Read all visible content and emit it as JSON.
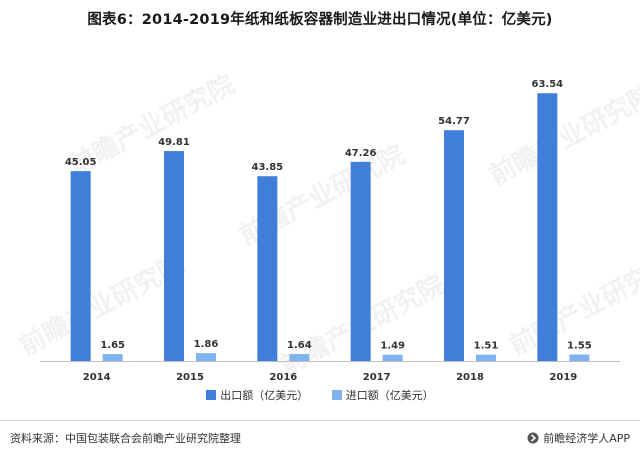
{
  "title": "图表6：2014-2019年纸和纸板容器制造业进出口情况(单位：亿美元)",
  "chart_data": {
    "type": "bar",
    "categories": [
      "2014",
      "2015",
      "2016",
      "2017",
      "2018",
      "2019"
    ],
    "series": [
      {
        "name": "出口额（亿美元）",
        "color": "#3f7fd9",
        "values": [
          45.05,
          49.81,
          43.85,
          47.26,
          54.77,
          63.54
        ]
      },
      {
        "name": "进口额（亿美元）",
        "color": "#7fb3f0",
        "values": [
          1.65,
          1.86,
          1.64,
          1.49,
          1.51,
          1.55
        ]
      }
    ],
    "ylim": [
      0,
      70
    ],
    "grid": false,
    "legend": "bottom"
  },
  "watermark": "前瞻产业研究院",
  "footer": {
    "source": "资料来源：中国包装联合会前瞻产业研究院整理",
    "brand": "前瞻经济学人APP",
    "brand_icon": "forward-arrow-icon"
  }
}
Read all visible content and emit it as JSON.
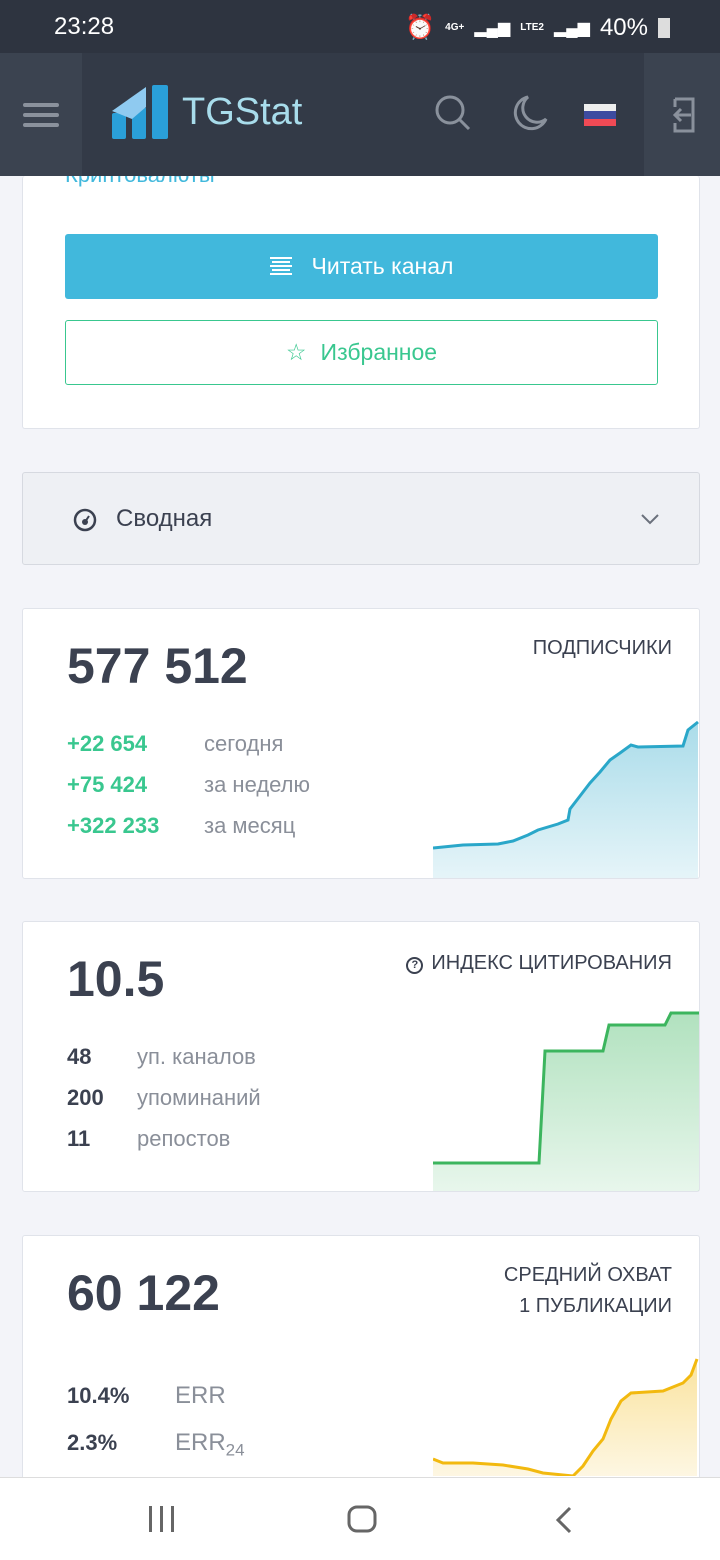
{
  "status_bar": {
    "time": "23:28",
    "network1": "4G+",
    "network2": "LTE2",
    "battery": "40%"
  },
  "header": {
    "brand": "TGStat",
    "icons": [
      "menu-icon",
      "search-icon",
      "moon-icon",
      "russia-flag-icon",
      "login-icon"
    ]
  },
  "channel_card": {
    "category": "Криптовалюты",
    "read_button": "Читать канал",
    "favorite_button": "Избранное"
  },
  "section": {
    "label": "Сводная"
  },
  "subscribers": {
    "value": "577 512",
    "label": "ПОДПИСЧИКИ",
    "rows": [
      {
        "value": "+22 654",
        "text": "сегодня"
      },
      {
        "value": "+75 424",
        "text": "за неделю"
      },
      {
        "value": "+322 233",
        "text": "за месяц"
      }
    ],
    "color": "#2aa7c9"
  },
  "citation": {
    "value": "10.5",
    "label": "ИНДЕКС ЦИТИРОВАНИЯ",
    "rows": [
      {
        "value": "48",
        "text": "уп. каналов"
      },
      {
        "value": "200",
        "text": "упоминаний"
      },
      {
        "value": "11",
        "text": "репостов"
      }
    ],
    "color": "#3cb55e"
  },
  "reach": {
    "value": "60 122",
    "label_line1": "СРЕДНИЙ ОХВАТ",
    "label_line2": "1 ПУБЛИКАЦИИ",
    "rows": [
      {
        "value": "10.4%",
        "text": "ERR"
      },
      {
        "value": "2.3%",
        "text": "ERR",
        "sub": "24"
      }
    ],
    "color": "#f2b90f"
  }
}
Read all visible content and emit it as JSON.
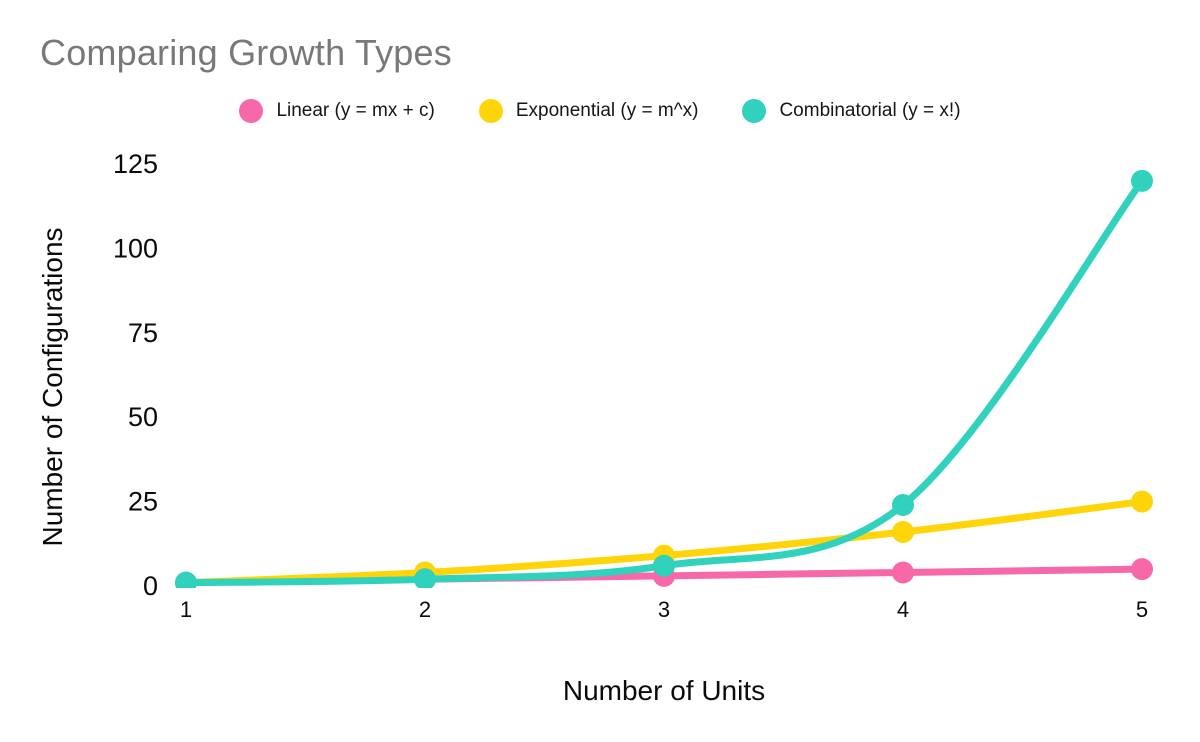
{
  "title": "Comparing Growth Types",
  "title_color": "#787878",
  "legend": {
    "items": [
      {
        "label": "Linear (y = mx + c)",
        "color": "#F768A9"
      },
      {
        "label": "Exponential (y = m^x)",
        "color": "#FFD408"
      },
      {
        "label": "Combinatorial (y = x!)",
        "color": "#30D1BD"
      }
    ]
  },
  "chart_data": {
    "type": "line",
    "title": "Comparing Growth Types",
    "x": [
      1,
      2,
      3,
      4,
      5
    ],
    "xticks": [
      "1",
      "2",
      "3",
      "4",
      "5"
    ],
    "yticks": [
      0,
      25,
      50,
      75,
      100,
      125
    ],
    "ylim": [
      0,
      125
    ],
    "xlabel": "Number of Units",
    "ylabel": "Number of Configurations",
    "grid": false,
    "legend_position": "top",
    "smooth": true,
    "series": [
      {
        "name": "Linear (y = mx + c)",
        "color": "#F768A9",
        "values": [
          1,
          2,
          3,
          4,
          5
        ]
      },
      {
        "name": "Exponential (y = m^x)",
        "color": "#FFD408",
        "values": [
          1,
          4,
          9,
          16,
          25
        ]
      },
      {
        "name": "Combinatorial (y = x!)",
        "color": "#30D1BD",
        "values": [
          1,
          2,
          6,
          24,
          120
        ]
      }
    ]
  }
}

------

*AIM OF THE EXERCISE*: Set the listing down in full and exactly. Pictures within it should not appear in the copy.

*ANSWER TO THIS TASK*:
Read all visible content and emit it as JSON.
{
  "title": "图表6：2014-2019年纸和纸板容器制造业进出口情况(单位：亿美元)",
  "chart_data": {
    "type": "bar",
    "categories": [
      "2014",
      "2015",
      "2016",
      "2017",
      "2018",
      "2019"
    ],
    "series": [
      {
        "name": "出口额（亿美元）",
        "color": "#3f7fd9",
        "values": [
          45.05,
          49.81,
          43.85,
          47.26,
          54.77,
          63.54
        ]
      },
      {
        "name": "进口额（亿美元）",
        "color": "#7fb3f0",
        "values": [
          1.65,
          1.86,
          1.64,
          1.49,
          1.51,
          1.55
        ]
      }
    ],
    "ylim": [
      0,
      70
    ],
    "grid": false,
    "legend": "bottom"
  },
  "watermark": "前瞻产业研究院",
  "footer": {
    "source": "资料来源：中国包装联合会前瞻产业研究院整理",
    "brand": "前瞻经济学人APP",
    "brand_icon": "forward-arrow-icon"
  }
}
Read all visible content and emit it as JSON.
{
  "status_bar": {
    "time": "23:28",
    "network1": "4G+",
    "network2": "LTE2",
    "battery": "40%"
  },
  "header": {
    "brand": "TGStat",
    "icons": [
      "menu-icon",
      "search-icon",
      "moon-icon",
      "russia-flag-icon",
      "login-icon"
    ]
  },
  "channel_card": {
    "category": "Криптовалюты",
    "read_button": "Читать канал",
    "favorite_button": "Избранное"
  },
  "section": {
    "label": "Сводная"
  },
  "subscribers": {
    "value": "577 512",
    "label": "ПОДПИСЧИКИ",
    "rows": [
      {
        "value": "+22 654",
        "text": "сегодня"
      },
      {
        "value": "+75 424",
        "text": "за неделю"
      },
      {
        "value": "+322 233",
        "text": "за месяц"
      }
    ],
    "color": "#2aa7c9"
  },
  "citation": {
    "value": "10.5",
    "label": "ИНДЕКС ЦИТИРОВАНИЯ",
    "rows": [
      {
        "value": "48",
        "text": "уп. каналов"
      },
      {
        "value": "200",
        "text": "упоминаний"
      },
      {
        "value": "11",
        "text": "репостов"
      }
    ],
    "color": "#3cb55e"
  },
  "reach": {
    "value": "60 122",
    "label_line1": "СРЕДНИЙ ОХВАТ",
    "label_line2": "1 ПУБЛИКАЦИИ",
    "rows": [
      {
        "value": "10.4%",
        "text": "ERR"
      },
      {
        "value": "2.3%",
        "text": "ERR",
        "sub": "24"
      }
    ],
    "color": "#f2b90f"
  }
}
Read all visible content and emit it as JSON.
{
  "title": "Comparing Growth Types",
  "title_color": "#787878",
  "legend": {
    "items": [
      {
        "label": "Linear (y = mx + c)",
        "color": "#F768A9"
      },
      {
        "label": "Exponential (y = m^x)",
        "color": "#FFD408"
      },
      {
        "label": "Combinatorial (y = x!)",
        "color": "#30D1BD"
      }
    ]
  },
  "chart_data": {
    "type": "line",
    "title": "Comparing Growth Types",
    "x": [
      1,
      2,
      3,
      4,
      5
    ],
    "xticks": [
      "1",
      "2",
      "3",
      "4",
      "5"
    ],
    "yticks": [
      0,
      25,
      50,
      75,
      100,
      125
    ],
    "ylim": [
      0,
      125
    ],
    "xlabel": "Number of Units",
    "ylabel": "Number of Configurations",
    "grid": false,
    "legend_position": "top",
    "smooth": true,
    "series": [
      {
        "name": "Linear (y = mx + c)",
        "color": "#F768A9",
        "values": [
          1,
          2,
          3,
          4,
          5
        ]
      },
      {
        "name": "Exponential (y = m^x)",
        "color": "#FFD408",
        "values": [
          1,
          4,
          9,
          16,
          25
        ]
      },
      {
        "name": "Combinatorial (y = x!)",
        "color": "#30D1BD",
        "values": [
          1,
          2,
          6,
          24,
          120
        ]
      }
    ]
  }
}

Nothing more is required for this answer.